━━ Raw data ━━
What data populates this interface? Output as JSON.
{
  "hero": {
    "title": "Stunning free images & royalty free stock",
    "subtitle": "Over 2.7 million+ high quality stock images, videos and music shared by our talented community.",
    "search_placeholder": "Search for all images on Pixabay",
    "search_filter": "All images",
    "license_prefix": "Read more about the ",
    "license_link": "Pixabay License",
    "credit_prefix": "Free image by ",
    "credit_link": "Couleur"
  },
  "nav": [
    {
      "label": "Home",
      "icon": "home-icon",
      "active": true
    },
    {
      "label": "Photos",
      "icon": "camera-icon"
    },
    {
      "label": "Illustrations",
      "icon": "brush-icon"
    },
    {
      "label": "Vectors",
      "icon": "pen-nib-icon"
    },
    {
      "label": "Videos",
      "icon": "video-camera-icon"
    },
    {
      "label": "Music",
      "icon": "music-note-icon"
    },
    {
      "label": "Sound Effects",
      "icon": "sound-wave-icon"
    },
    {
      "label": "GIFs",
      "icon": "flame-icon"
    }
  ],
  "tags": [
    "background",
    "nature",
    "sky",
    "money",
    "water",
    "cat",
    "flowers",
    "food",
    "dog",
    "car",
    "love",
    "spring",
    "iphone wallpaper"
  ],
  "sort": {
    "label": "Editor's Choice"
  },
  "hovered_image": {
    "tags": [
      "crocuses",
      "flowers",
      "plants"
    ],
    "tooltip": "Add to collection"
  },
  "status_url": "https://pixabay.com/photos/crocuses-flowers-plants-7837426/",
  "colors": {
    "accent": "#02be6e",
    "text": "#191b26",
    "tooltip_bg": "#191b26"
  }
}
━━━
* Your objective:
For the entries shown above, give the number of lines that include the word "flowers", without any other text.

* Result for this exercise:
3